• **Goal of the exercise**:
Copy the data below exactly.

• **Data for the task**:
************

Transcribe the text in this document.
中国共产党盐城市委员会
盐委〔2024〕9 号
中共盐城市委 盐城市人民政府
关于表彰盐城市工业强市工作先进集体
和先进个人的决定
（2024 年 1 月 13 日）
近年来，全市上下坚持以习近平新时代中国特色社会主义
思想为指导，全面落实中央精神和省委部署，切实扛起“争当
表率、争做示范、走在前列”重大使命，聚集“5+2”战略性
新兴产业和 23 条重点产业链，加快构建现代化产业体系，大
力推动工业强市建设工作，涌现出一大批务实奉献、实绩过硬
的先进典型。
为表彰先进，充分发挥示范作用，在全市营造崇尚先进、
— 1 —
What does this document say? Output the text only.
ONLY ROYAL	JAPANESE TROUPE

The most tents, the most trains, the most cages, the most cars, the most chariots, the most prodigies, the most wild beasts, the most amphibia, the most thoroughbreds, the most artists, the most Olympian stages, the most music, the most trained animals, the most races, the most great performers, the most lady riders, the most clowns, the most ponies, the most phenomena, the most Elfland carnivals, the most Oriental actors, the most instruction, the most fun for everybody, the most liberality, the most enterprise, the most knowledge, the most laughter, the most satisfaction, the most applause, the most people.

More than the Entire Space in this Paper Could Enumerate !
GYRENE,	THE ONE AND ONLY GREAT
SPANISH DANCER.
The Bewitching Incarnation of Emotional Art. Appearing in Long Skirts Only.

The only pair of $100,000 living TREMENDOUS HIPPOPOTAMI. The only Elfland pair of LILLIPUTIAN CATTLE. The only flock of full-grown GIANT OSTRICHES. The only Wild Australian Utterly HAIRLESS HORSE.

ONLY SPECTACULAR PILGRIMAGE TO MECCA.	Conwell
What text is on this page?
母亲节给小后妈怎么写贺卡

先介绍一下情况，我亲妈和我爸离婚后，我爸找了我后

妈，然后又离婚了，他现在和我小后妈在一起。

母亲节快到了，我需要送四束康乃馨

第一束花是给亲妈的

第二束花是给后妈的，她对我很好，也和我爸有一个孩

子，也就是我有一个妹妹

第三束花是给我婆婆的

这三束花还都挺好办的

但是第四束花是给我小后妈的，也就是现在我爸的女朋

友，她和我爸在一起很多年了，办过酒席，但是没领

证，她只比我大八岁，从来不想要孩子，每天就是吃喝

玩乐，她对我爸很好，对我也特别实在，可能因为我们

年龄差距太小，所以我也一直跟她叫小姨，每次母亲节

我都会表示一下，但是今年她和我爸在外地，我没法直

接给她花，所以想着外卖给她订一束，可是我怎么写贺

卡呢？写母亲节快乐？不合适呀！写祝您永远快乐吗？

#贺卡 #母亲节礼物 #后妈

************

• **Response to the task**:
Transcribe the text in this document.
中国共产党盐城市委员会
盐委〔2024〕9 号
中共盐城市委 盐城市人民政府
关于表彰盐城市工业强市工作先进集体
和先进个人的决定
（2024 年 1 月 13 日）
近年来，全市上下坚持以习近平新时代中国特色社会主义
思想为指导，全面落实中央精神和省委部署，切实扛起“争当
表率、争做示范、走在前列”重大使命，聚集“5+2”战略性
新兴产业和 23 条重点产业链，加快构建现代化产业体系，大
力推动工业强市建设工作，涌现出一大批务实奉献、实绩过硬
的先进典型。
为表彰先进，充分发挥示范作用，在全市营造崇尚先进、
— 1 —
What does this document say? Output the text only.
ONLY ROYAL	JAPANESE TROUPE

The most tents, the most trains, the most cages, the most cars, the most chariots, the most prodigies, the most wild beasts, the most amphibia, the most thoroughbreds, the most artists, the most Olympian stages, the most music, the most trained animals, the most races, the most great performers, the most lady riders, the most clowns, the most ponies, the most phenomena, the most Elfland carnivals, the most Oriental actors, the most instruction, the most fun for everybody, the most liberality, the most enterprise, the most knowledge, the most laughter, the most satisfaction, the most applause, the most people.

More than the Entire Space in this Paper Could Enumerate !
GYRENE,	THE ONE AND ONLY GREAT
SPANISH DANCER.
The Bewitching Incarnation of Emotional Art. Appearing in Long Skirts Only.

The only pair of $100,000 living TREMENDOUS HIPPOPOTAMI. The only Elfland pair of LILLIPUTIAN CATTLE. The only flock of full-grown GIANT OSTRICHES. The only Wild Australian Utterly HAIRLESS HORSE.

ONLY SPECTACULAR PILGRIMAGE TO MECCA.	Conwell
What text is on this page?
母亲节给小后妈怎么写贺卡

先介绍一下情况，我亲妈和我爸离婚后，我爸找了我后

妈，然后又离婚了，他现在和我小后妈在一起。

母亲节快到了，我需要送四束康乃馨

第一束花是给亲妈的

第二束花是给后妈的，她对我很好，也和我爸有一个孩

子，也就是我有一个妹妹

第三束花是给我婆婆的

这三束花还都挺好办的

但是第四束花是给我小后妈的，也就是现在我爸的女朋

友，她和我爸在一起很多年了，办过酒席，但是没领

证，她只比我大八岁，从来不想要孩子，每天就是吃喝

玩乐，她对我爸很好，对我也特别实在，可能因为我们

年龄差距太小，所以我也一直跟她叫小姨，每次母亲节

我都会表示一下，但是今年她和我爸在外地，我没法直

接给她花，所以想着外卖给她订一束，可是我怎么写贺

卡呢？写母亲节快乐？不合适呀！写祝您永远快乐吗？

#贺卡 #母亲节礼物 #后妈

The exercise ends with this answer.